— Start of INFORMATION PROVIDED —

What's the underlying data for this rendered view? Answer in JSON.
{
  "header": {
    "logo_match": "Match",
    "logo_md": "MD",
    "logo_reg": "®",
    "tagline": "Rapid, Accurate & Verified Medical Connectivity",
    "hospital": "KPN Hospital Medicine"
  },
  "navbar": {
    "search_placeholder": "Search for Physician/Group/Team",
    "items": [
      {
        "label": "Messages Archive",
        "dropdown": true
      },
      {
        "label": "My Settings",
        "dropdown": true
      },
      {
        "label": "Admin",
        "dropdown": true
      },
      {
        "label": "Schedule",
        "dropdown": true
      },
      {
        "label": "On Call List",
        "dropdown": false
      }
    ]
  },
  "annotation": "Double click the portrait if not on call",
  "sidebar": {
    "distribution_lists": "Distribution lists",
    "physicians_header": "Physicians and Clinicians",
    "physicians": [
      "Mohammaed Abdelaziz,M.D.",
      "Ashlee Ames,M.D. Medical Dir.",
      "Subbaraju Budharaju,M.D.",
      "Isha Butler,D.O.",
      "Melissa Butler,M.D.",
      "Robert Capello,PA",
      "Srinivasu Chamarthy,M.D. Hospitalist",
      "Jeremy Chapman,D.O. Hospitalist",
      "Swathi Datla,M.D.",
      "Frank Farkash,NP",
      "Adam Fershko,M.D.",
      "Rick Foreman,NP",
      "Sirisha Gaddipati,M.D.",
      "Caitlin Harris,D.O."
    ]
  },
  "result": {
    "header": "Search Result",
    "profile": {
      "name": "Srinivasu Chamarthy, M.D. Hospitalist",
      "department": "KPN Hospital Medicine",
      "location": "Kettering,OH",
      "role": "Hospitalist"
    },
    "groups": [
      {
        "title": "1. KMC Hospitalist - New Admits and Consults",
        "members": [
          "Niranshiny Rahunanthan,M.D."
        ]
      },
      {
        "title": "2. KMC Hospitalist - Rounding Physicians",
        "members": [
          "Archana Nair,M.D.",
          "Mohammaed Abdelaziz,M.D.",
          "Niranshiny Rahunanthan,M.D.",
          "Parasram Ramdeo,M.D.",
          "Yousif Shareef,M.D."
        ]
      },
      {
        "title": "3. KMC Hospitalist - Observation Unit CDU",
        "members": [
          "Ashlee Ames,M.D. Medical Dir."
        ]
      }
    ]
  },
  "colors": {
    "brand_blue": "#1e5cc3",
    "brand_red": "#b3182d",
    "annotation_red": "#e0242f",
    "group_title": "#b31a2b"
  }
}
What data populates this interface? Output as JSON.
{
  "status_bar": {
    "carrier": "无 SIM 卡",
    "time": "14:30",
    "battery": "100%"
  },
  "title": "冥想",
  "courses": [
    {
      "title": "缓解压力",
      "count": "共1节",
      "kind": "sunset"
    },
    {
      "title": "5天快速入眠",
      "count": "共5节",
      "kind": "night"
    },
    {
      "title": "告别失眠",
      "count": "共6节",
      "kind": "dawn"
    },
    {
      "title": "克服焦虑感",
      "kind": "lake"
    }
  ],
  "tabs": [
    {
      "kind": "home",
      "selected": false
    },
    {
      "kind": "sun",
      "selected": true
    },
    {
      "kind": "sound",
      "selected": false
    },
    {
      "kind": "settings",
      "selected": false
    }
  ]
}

— End of INFORMATION PROVIDED —

▶ STATED EXERCISE
Each line from the one containing "What data populates" to the final line of the entries above must be returned exactly, and no other line may appear.

▶ SOLUTION TO THIS EXERCISE
What data populates this interface? Output as JSON.
{
  "status_bar": {
    "carrier": "无 SIM 卡",
    "time": "14:30",
    "battery": "100%"
  },
  "title": "冥想",
  "courses": [
    {
      "title": "缓解压力",
      "count": "共1节",
      "kind": "sunset"
    },
    {
      "title": "5天快速入眠",
      "count": "共5节",
      "kind": "night"
    },
    {
      "title": "告别失眠",
      "count": "共6节",
      "kind": "dawn"
    },
    {
      "title": "克服焦虑感",
      "kind": "lake"
    }
  ],
  "tabs": [
    {
      "kind": "home",
      "selected": false
    },
    {
      "kind": "sun",
      "selected": true
    },
    {
      "kind": "sound",
      "selected": false
    },
    {
      "kind": "settings",
      "selected": false
    }
  ]
}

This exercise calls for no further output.